**WORK TO COMPLETE:** Lines that contain the string "this" are to be copied; leave out all others.

**Part of a data file:**

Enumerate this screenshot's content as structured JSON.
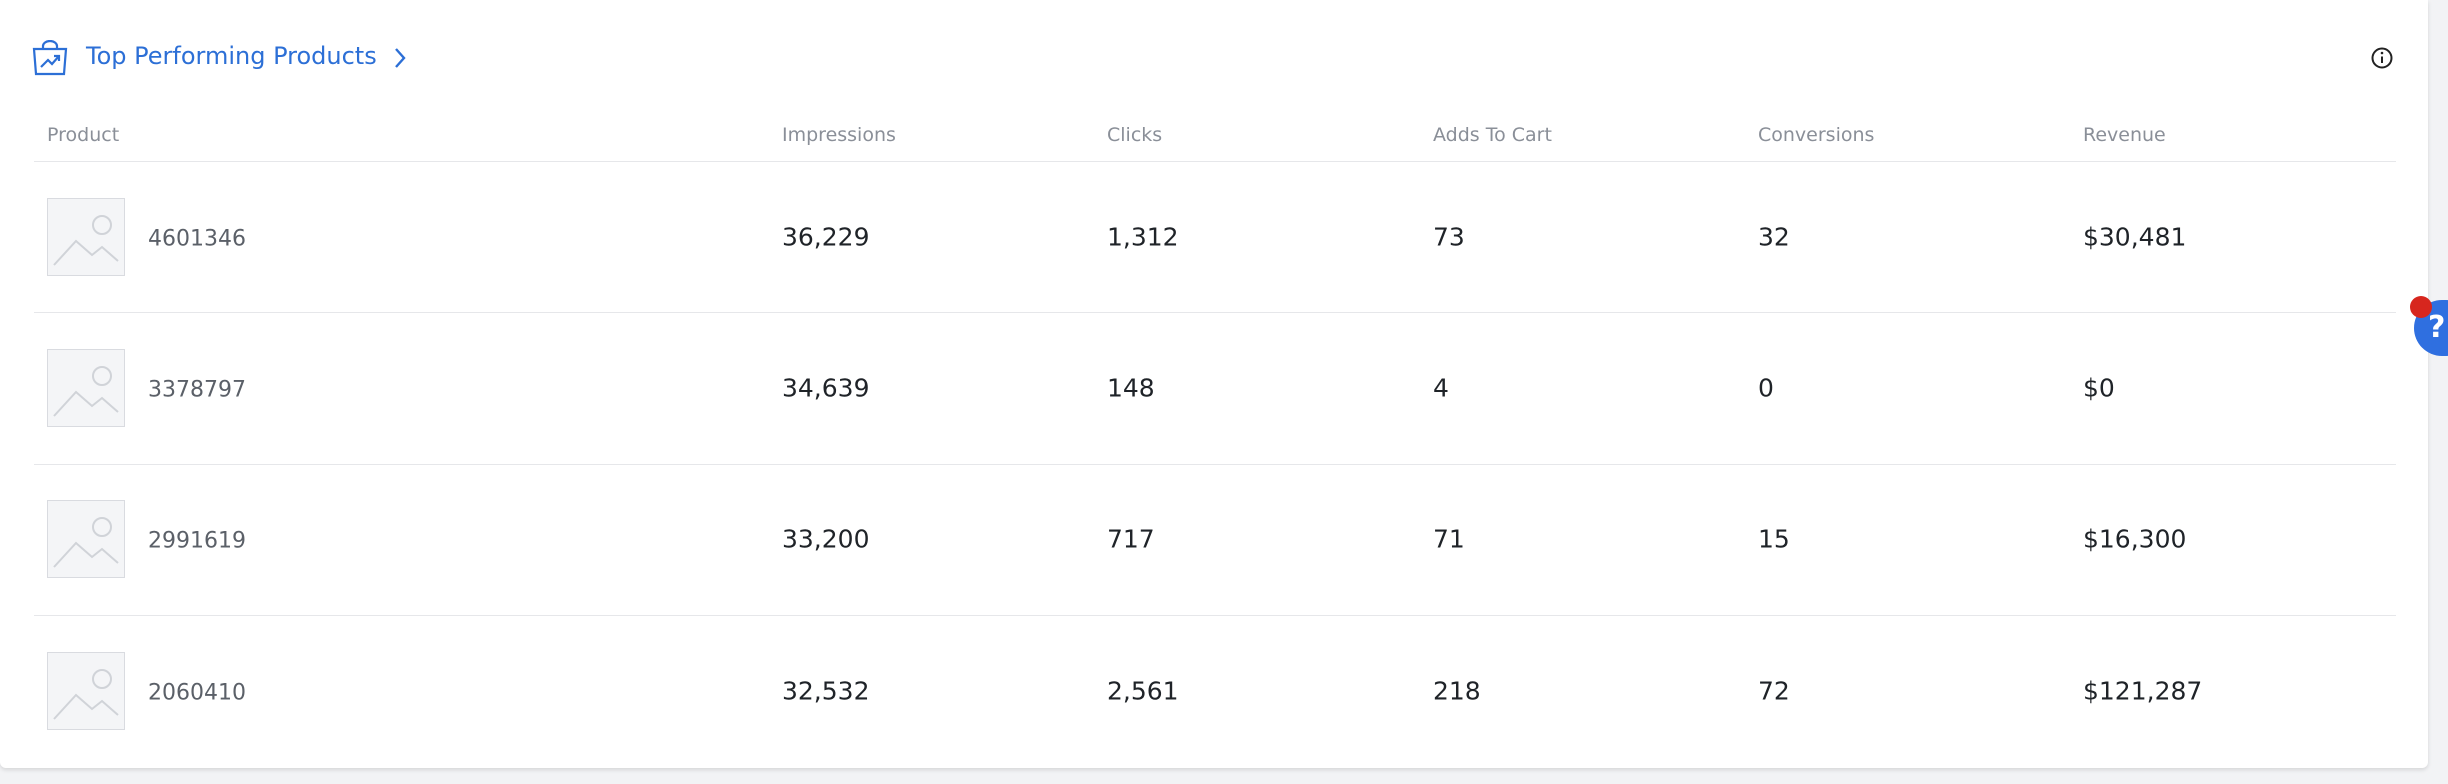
{
  "header": {
    "title": "Top Performing Products"
  },
  "table": {
    "columns": [
      "Product",
      "Impressions",
      "Clicks",
      "Adds To Cart",
      "Conversions",
      "Revenue"
    ],
    "rows": [
      [
        "4601346",
        "36,229",
        "1,312",
        "73",
        "32",
        "$30,481"
      ],
      [
        "3378797",
        "34,639",
        "148",
        "4",
        "0",
        "$0"
      ],
      [
        "2991619",
        "33,200",
        "717",
        "71",
        "15",
        "$16,300"
      ],
      [
        "2060410",
        "32,532",
        "2,561",
        "218",
        "72",
        "$121,287"
      ]
    ]
  },
  "help_button": "?"
}
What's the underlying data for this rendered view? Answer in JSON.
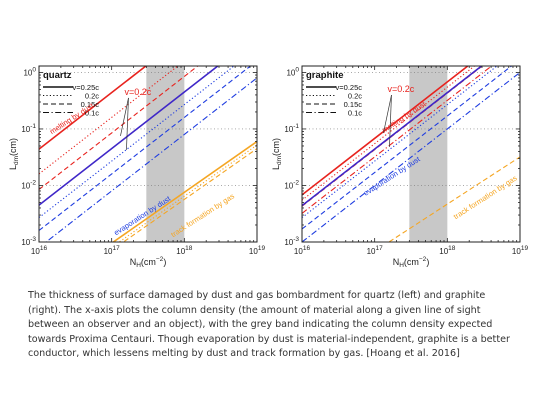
{
  "chart_data": [
    {
      "type": "line",
      "panel_label": "quartz",
      "xlabel": "N_H(cm⁻²)",
      "ylabel": "L_dm(cm)",
      "xscale": "log",
      "yscale": "log",
      "xlim": [
        1e+16,
        1e+19
      ],
      "ylim": [
        0.001,
        1.3
      ],
      "x_ticks": [
        "10^16",
        "10^17",
        "10^18",
        "10^19"
      ],
      "y_ticks": [
        "10^-3",
        "10^-2",
        "10^-1",
        "10^0"
      ],
      "grey_band": [
        3e+17,
        1e+18
      ],
      "legend_placement": "top-left",
      "legend": [
        {
          "label": "v=0.25c",
          "dash": "solid"
        },
        {
          "label": "0.2c",
          "dash": "dotted"
        },
        {
          "label": "0.15c",
          "dash": "dashed"
        },
        {
          "label": "0.1c",
          "dash": "dashdot"
        }
      ],
      "series": [
        {
          "group": "melting",
          "color": "#e8231e",
          "dash": "solid",
          "x": [
            1e+16,
            1e+19
          ],
          "y": [
            0.044,
            44
          ]
        },
        {
          "group": "melting",
          "color": "#e8231e",
          "dash": "dotted",
          "x": [
            1e+16,
            1e+19
          ],
          "y": [
            0.016,
            16
          ]
        },
        {
          "group": "melting",
          "color": "#e8231e",
          "dash": "dashed",
          "x": [
            1e+16,
            1e+19
          ],
          "y": [
            0.0085,
            8.5
          ]
        },
        {
          "group": "evaporation",
          "color": "#3f27c8",
          "dash": "solid",
          "x": [
            1e+16,
            1e+19
          ],
          "y": [
            0.0045,
            4.5
          ]
        },
        {
          "group": "evaporation",
          "color": "#1f3de0",
          "dash": "dotted",
          "x": [
            1e+16,
            1e+19
          ],
          "y": [
            0.0027,
            2.7
          ]
        },
        {
          "group": "evaporation",
          "color": "#1f3de0",
          "dash": "dashed",
          "x": [
            1e+16,
            1e+19
          ],
          "y": [
            0.0016,
            1.6
          ]
        },
        {
          "group": "evaporation",
          "color": "#1f3de0",
          "dash": "dashdot",
          "x": [
            1e+16,
            1e+19
          ],
          "y": [
            0.0008,
            0.8
          ]
        },
        {
          "group": "track",
          "color": "#f5a623",
          "dash": "solid",
          "x": [
            1e+16,
            1e+19
          ],
          "y": [
            0.00012,
            0.06
          ]
        },
        {
          "group": "track",
          "color": "#f5a623",
          "dash": "dotted",
          "x": [
            1e+16,
            1e+19
          ],
          "y": [
            0.0001,
            0.052
          ]
        },
        {
          "group": "track",
          "color": "#f5a623",
          "dash": "dashed",
          "x": [
            1e+16,
            1e+19
          ],
          "y": [
            9e-05,
            0.045
          ]
        }
      ],
      "annotations": [
        {
          "text": "melting by dust",
          "color": "#e8231e",
          "x": 1.5e+16,
          "y": 0.08,
          "angle": 33
        },
        {
          "text": "v=0.2c",
          "color": "#e8231e",
          "x": 1.5e+17,
          "y": 0.4,
          "angle": 0
        },
        {
          "text": "evaporation by dust",
          "color": "#1f3de0",
          "x": 1.15e+17,
          "y": 0.0013,
          "angle": 33
        },
        {
          "text": "track formation by gas",
          "color": "#f5a623",
          "x": 7e+17,
          "y": 0.0012,
          "angle": 33
        }
      ]
    },
    {
      "type": "line",
      "panel_label": "graphite",
      "xlabel": "N_H(cm⁻²)",
      "ylabel": "L_dm(cm)",
      "xscale": "log",
      "yscale": "log",
      "xlim": [
        1e+16,
        1e+19
      ],
      "ylim": [
        0.001,
        1.3
      ],
      "x_ticks": [
        "10^16",
        "10^17",
        "10^18",
        "10^19"
      ],
      "y_ticks": [
        "10^-3",
        "10^-2",
        "10^-1",
        "10^0"
      ],
      "grey_band": [
        3e+17,
        1e+18
      ],
      "legend_placement": "top-left",
      "legend": [
        {
          "label": "v=0.25c",
          "dash": "solid"
        },
        {
          "label": "0.2c",
          "dash": "dotted"
        },
        {
          "label": "0.15c",
          "dash": "dashed"
        },
        {
          "label": "0.1c",
          "dash": "dashdot"
        }
      ],
      "series": [
        {
          "group": "melting",
          "color": "#e8231e",
          "dash": "solid",
          "x": [
            1e+16,
            1e+19
          ],
          "y": [
            0.0068,
            6.8
          ]
        },
        {
          "group": "melting",
          "color": "#e8231e",
          "dash": "dotted",
          "x": [
            1e+16,
            1e+19
          ],
          "y": [
            0.0055,
            5.5
          ]
        },
        {
          "group": "melting",
          "color": "#e8231e",
          "dash": "dashed",
          "x": [
            1e+16,
            1e+19
          ],
          "y": [
            0.0043,
            4.3
          ]
        },
        {
          "group": "melting",
          "color": "#e8231e",
          "dash": "dashdot",
          "x": [
            1e+16,
            1e+19
          ],
          "y": [
            0.0032,
            3.2
          ]
        },
        {
          "group": "evaporation",
          "color": "#3f27c8",
          "dash": "solid",
          "x": [
            1e+16,
            1e+19
          ],
          "y": [
            0.0044,
            4.4
          ]
        },
        {
          "group": "evaporation",
          "color": "#1f3de0",
          "dash": "dotted",
          "x": [
            1e+16,
            1e+19
          ],
          "y": [
            0.0027,
            2.7
          ]
        },
        {
          "group": "evaporation",
          "color": "#1f3de0",
          "dash": "dashed",
          "x": [
            1e+16,
            1e+19
          ],
          "y": [
            0.0017,
            1.7
          ]
        },
        {
          "group": "evaporation",
          "color": "#1f3de0",
          "dash": "dashdot",
          "x": [
            1e+16,
            1e+19
          ],
          "y": [
            0.001,
            1.0
          ]
        },
        {
          "group": "track",
          "color": "#f5a623",
          "dash": "dashed",
          "x": [
            1e+16,
            1e+19
          ],
          "y": [
            0.0001,
            0.032
          ]
        }
      ],
      "annotations": [
        {
          "text": "melting by dust",
          "color": "#e8231e",
          "x": 1.35e+17,
          "y": 0.085,
          "angle": 33
        },
        {
          "text": "v=0.2c",
          "color": "#e8231e",
          "x": 1.5e+17,
          "y": 0.45,
          "angle": 0
        },
        {
          "text": "evaporation by dust",
          "color": "#1f3de0",
          "x": 7.5e+16,
          "y": 0.0065,
          "angle": 33
        },
        {
          "text": "track formation by gas",
          "color": "#f5a623",
          "x": 1.3e+18,
          "y": 0.0025,
          "angle": 33
        }
      ]
    }
  ],
  "caption": "The thickness of surface damaged by dust and gas bombardment for quartz (left) and graphite (right). The x-axis plots the column density (the amount of material along a given line of sight between an observer and an object), with the grey band indicating the column density expected towards Proxima Centauri. Though evaporation by dust is material-independent, graphite is a better conductor, which lessens melting by dust and track formation by gas. [Hoang et al. 2016]",
  "colors": {
    "grey_band": "#c8c8c8",
    "melting": "#e8231e",
    "evaporation": "#1f3de0",
    "track": "#f5a623"
  }
}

**WRITTEN SOLUTION:**
Enumerate this screenshot's content as structured JSON.
What's the underlying data for this rendered view? Answer in JSON.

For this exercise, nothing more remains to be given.